*TASK BRIEF*.
Please retype the records below exactly, leaving out any pictures.

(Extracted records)
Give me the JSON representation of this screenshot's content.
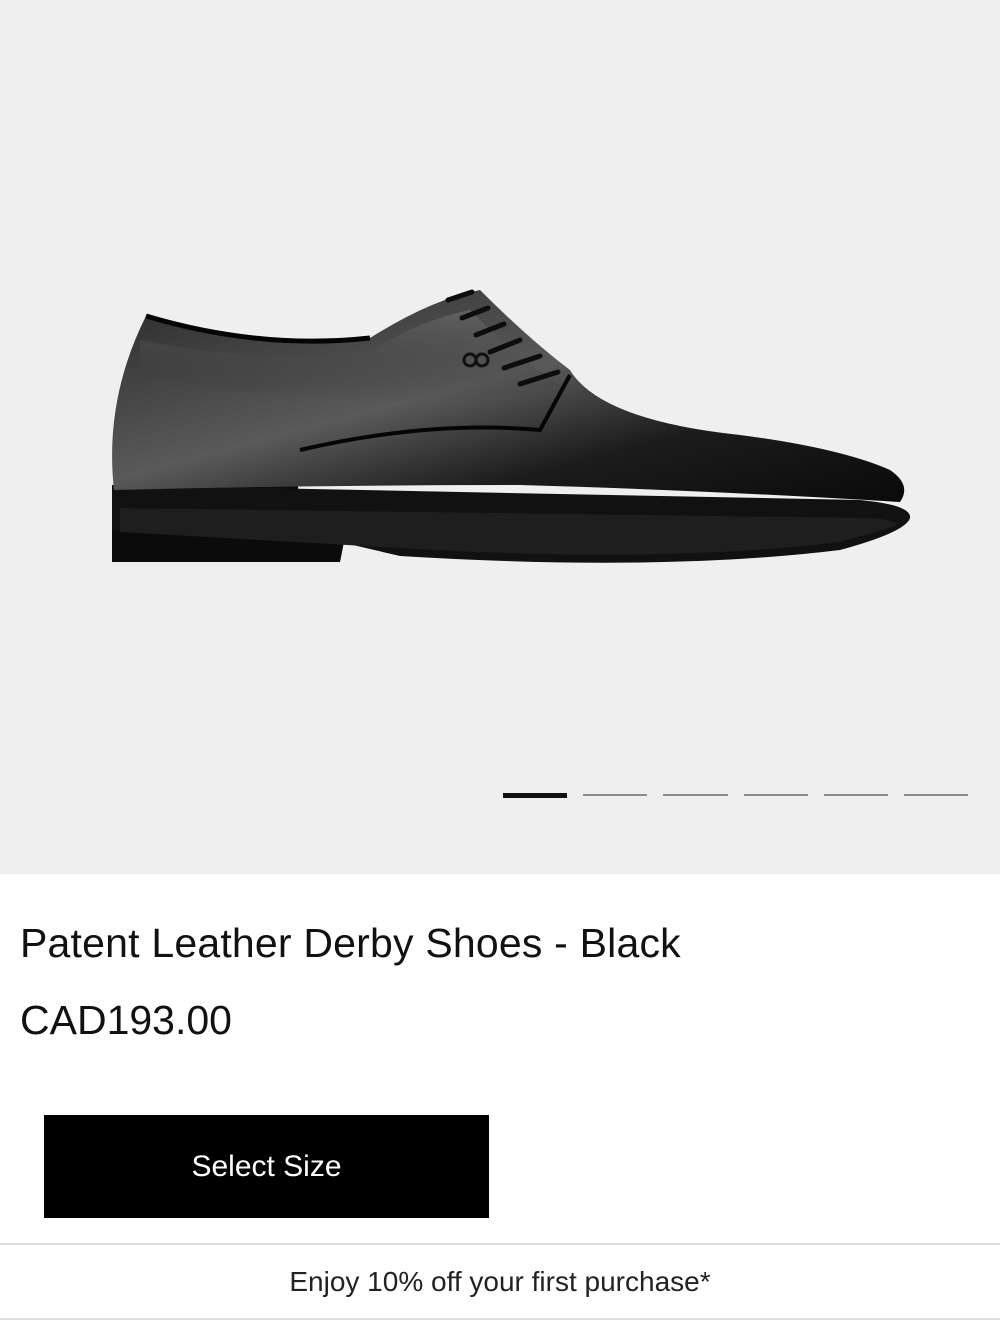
{
  "product": {
    "title": "Patent Leather Derby Shoes - Black",
    "price": "CAD193.00",
    "image_icon": "shoe-photo"
  },
  "gallery": {
    "image_count": 6,
    "active_index": 0
  },
  "actions": {
    "select_size_label": "Select Size"
  },
  "promo": {
    "text": "Enjoy 10% off your first purchase*"
  },
  "colors": {
    "gallery_bg": "#efefef",
    "button_bg": "#000000",
    "button_text": "#ffffff",
    "text": "#111111"
  }
}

*EXPECTED OUTPUT*.
Give me the JSON representation of this screenshot's content.
{
  "product": {
    "title": "Patent Leather Derby Shoes - Black",
    "price": "CAD193.00",
    "image_icon": "shoe-photo"
  },
  "gallery": {
    "image_count": 6,
    "active_index": 0
  },
  "actions": {
    "select_size_label": "Select Size"
  },
  "promo": {
    "text": "Enjoy 10% off your first purchase*"
  },
  "colors": {
    "gallery_bg": "#efefef",
    "button_bg": "#000000",
    "button_text": "#ffffff",
    "text": "#111111"
  }
}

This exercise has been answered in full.